(Data extracted from a collection)

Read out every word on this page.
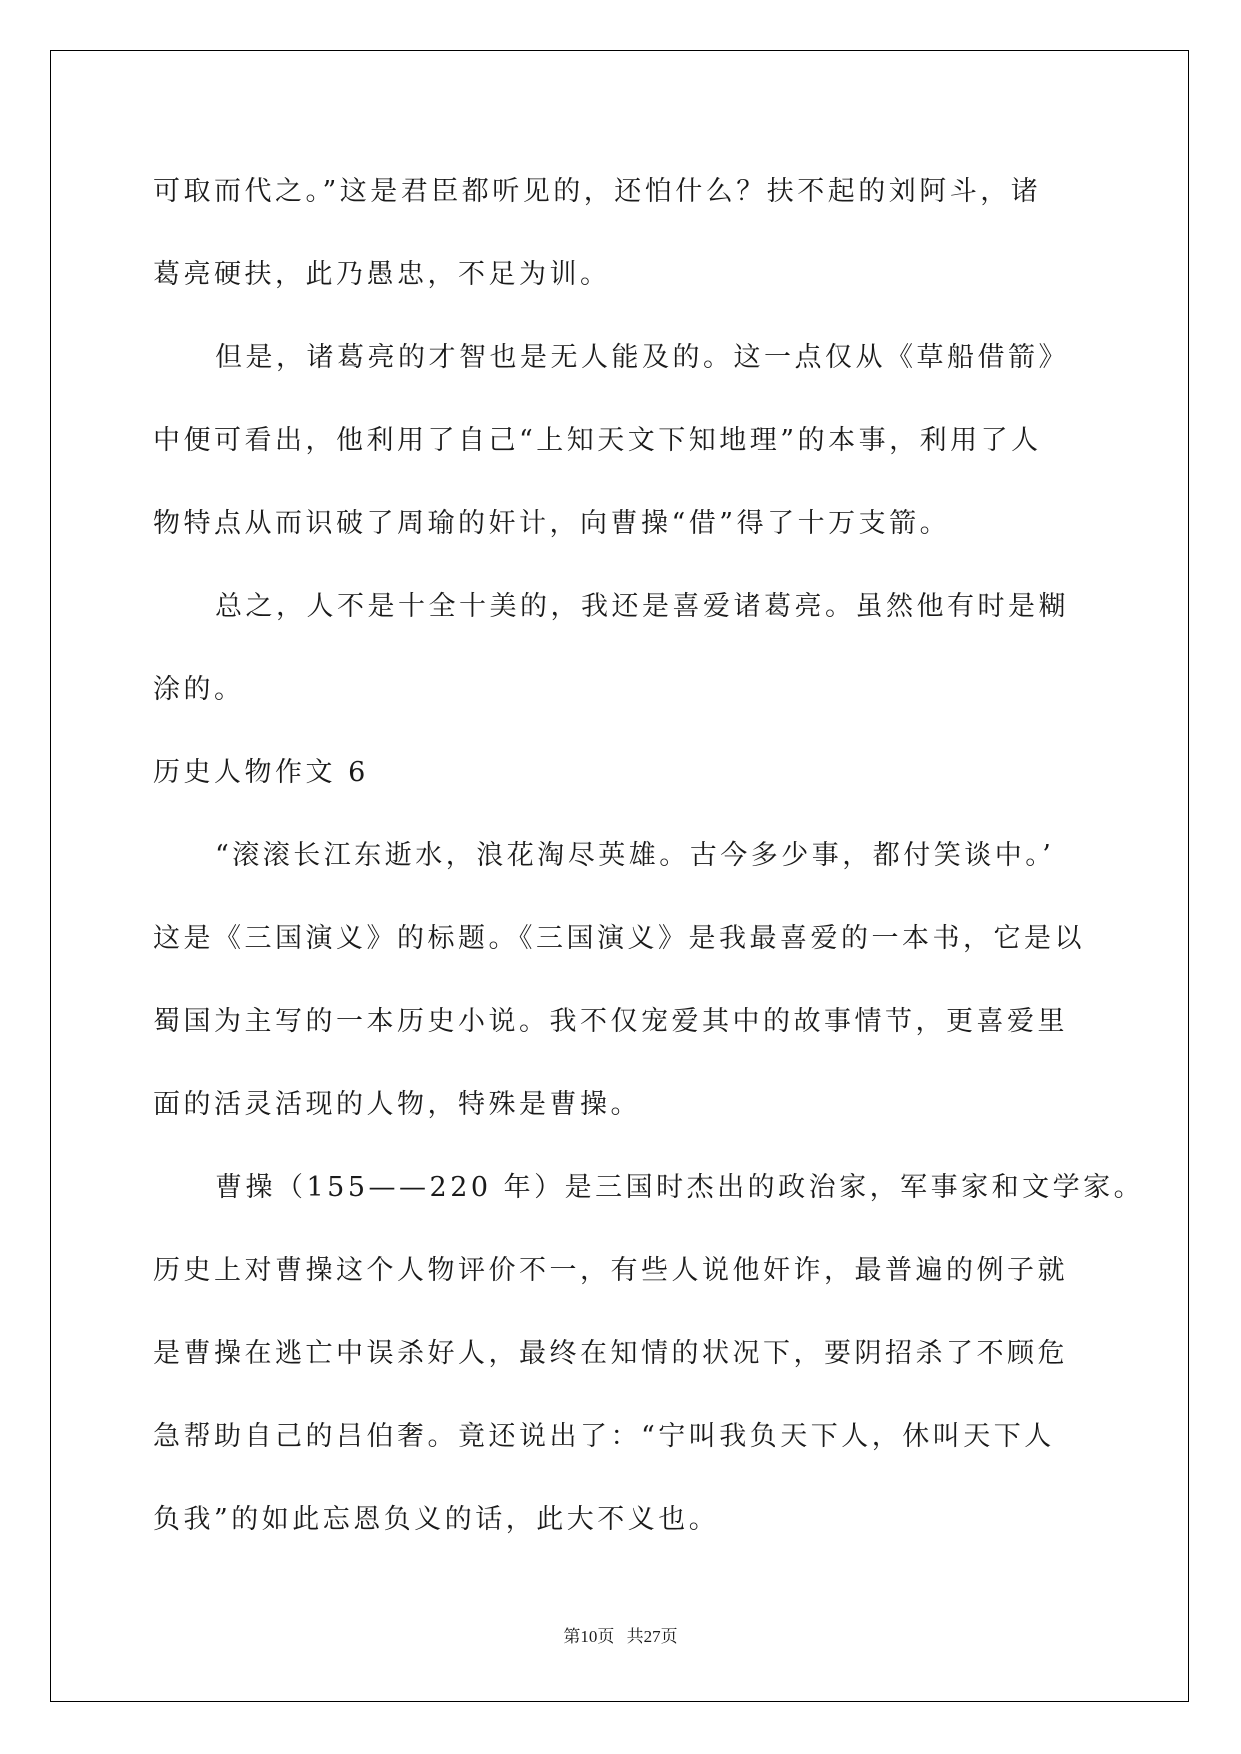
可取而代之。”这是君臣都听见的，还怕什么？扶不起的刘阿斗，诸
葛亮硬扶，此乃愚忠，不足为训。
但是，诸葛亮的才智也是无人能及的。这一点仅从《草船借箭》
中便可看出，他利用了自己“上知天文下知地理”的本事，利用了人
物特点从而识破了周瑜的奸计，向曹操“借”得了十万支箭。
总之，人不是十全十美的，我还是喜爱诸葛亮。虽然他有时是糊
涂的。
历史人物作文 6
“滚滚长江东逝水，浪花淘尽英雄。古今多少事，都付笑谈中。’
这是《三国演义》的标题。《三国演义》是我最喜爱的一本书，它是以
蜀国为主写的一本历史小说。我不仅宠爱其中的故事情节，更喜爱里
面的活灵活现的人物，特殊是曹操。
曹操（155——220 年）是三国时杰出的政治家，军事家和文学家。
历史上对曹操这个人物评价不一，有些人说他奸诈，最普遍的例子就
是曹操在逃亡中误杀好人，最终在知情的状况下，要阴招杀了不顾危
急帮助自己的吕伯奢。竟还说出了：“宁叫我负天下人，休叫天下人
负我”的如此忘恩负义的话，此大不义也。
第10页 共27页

Stated exercise:
Please repeat the entries exactly. Do not include the pictures.

Answer to the problem:
Read out every word on this page.
可取而代之。”这是君臣都听见的，还怕什么？扶不起的刘阿斗，诸
葛亮硬扶，此乃愚忠，不足为训。
但是，诸葛亮的才智也是无人能及的。这一点仅从《草船借箭》
中便可看出，他利用了自己“上知天文下知地理”的本事，利用了人
物特点从而识破了周瑜的奸计，向曹操“借”得了十万支箭。
总之，人不是十全十美的，我还是喜爱诸葛亮。虽然他有时是糊
涂的。
历史人物作文 6
“滚滚长江东逝水，浪花淘尽英雄。古今多少事，都付笑谈中。’
这是《三国演义》的标题。《三国演义》是我最喜爱的一本书，它是以
蜀国为主写的一本历史小说。我不仅宠爱其中的故事情节，更喜爱里
面的活灵活现的人物，特殊是曹操。
曹操（155——220 年）是三国时杰出的政治家，军事家和文学家。
历史上对曹操这个人物评价不一，有些人说他奸诈，最普遍的例子就
是曹操在逃亡中误杀好人，最终在知情的状况下，要阴招杀了不顾危
急帮助自己的吕伯奢。竟还说出了：“宁叫我负天下人，休叫天下人
负我”的如此忘恩负义的话，此大不义也。
第10页 共27页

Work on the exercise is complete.